> Your instructions:
Change every occurrence of "BALCONY" in the listing below to "TERRACE" and reproduce the full listing with nothing else altered.

> Data shown:

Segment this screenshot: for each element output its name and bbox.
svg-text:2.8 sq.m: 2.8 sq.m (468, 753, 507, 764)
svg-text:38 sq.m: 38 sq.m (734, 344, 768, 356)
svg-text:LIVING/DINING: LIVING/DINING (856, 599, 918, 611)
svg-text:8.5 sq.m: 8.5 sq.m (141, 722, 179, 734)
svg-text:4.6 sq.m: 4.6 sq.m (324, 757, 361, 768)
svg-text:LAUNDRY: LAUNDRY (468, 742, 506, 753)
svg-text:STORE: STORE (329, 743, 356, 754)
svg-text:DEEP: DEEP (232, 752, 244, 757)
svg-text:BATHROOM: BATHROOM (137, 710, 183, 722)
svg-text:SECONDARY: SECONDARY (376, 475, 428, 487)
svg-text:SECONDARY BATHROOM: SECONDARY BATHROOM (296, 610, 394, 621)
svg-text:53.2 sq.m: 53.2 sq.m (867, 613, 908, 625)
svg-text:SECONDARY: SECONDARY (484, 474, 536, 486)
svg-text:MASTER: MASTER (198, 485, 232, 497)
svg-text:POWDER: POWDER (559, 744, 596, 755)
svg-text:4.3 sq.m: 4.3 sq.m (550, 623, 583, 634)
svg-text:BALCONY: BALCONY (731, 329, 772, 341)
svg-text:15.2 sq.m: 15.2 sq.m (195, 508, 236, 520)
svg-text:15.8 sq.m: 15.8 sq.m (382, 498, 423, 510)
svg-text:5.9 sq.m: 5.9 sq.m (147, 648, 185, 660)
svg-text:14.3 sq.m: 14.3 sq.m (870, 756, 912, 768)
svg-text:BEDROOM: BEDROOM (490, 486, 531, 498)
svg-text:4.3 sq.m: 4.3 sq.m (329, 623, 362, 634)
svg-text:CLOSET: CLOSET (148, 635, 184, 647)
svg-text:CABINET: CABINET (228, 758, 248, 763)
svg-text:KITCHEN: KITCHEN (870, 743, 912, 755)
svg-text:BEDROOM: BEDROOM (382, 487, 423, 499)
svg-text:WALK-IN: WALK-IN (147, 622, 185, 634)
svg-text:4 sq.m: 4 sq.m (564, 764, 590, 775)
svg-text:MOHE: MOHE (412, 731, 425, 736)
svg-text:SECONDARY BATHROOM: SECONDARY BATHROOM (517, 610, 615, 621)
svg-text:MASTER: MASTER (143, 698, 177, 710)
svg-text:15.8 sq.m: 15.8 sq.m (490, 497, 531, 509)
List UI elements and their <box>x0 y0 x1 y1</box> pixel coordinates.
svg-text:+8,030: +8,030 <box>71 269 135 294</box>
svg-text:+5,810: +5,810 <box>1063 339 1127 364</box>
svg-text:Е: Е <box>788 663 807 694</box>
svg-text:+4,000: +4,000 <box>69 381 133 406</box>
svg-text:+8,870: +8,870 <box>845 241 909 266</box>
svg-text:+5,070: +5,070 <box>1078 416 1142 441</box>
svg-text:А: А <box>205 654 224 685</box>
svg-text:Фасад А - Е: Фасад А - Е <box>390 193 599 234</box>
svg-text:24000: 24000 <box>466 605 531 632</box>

> Result for this task:
Segment this screenshot: for each element output its name and bbox.
svg-text:2.8 sq.m: 2.8 sq.m (468, 753, 507, 764)
svg-text:38 sq.m: 38 sq.m (734, 344, 768, 356)
svg-text:LIVING/DINING: LIVING/DINING (856, 599, 918, 611)
svg-text:8.5 sq.m: 8.5 sq.m (141, 722, 179, 734)
svg-text:4.6 sq.m: 4.6 sq.m (324, 757, 361, 768)
svg-text:LAUNDRY: LAUNDRY (468, 742, 506, 753)
svg-text:STORE: STORE (329, 743, 356, 754)
svg-text:DEEP: DEEP (232, 752, 244, 757)
svg-text:BATHROOM: BATHROOM (137, 710, 183, 722)
svg-text:SECONDARY: SECONDARY (376, 475, 428, 487)
svg-text:SECONDARY BATHROOM: SECONDARY BATHROOM (296, 610, 394, 621)
svg-text:53.2 sq.m: 53.2 sq.m (867, 613, 908, 625)
svg-text:SECONDARY: SECONDARY (484, 474, 536, 486)
svg-text:MASTER: MASTER (198, 485, 232, 497)
svg-text:POWDER: POWDER (559, 744, 596, 755)
svg-text:4.3 sq.m: 4.3 sq.m (550, 623, 583, 634)
svg-text:TERRACE: TERRACE (731, 329, 772, 341)
svg-text:15.2 sq.m: 15.2 sq.m (195, 508, 236, 520)
svg-text:15.8 sq.m: 15.8 sq.m (382, 498, 423, 510)
svg-text:5.9 sq.m: 5.9 sq.m (147, 648, 185, 660)
svg-text:14.3 sq.m: 14.3 sq.m (870, 756, 912, 768)
svg-text:BEDROOM: BEDROOM (490, 486, 531, 498)
svg-text:4.3 sq.m: 4.3 sq.m (329, 623, 362, 634)
svg-text:CLOSET: CLOSET (148, 635, 184, 647)
svg-text:CABINET: CABINET (228, 758, 248, 763)
svg-text:KITCHEN: KITCHEN (870, 743, 912, 755)
svg-text:BEDROOM: BEDROOM (382, 487, 423, 499)
svg-text:WALK-IN: WALK-IN (147, 622, 185, 634)
svg-text:4 sq.m: 4 sq.m (564, 764, 590, 775)
svg-text:MOHE: MOHE (412, 731, 425, 736)
svg-text:SECONDARY BATHROOM: SECONDARY BATHROOM (517, 610, 615, 621)
svg-text:MASTER: MASTER (143, 698, 177, 710)
svg-text:15.8 sq.m: 15.8 sq.m (490, 497, 531, 509)
List UI elements and their <box>x0 y0 x1 y1</box> pixel coordinates.
svg-text:+8,030: +8,030 <box>71 269 135 294</box>
svg-text:+5,810: +5,810 <box>1063 339 1127 364</box>
svg-text:Е: Е <box>788 663 807 694</box>
svg-text:+4,000: +4,000 <box>69 381 133 406</box>
svg-text:+8,870: +8,870 <box>845 241 909 266</box>
svg-text:+5,070: +5,070 <box>1078 416 1142 441</box>
svg-text:А: А <box>205 654 224 685</box>
svg-text:Фасад А - Е: Фасад А - Е <box>390 193 599 234</box>
svg-text:24000: 24000 <box>466 605 531 632</box>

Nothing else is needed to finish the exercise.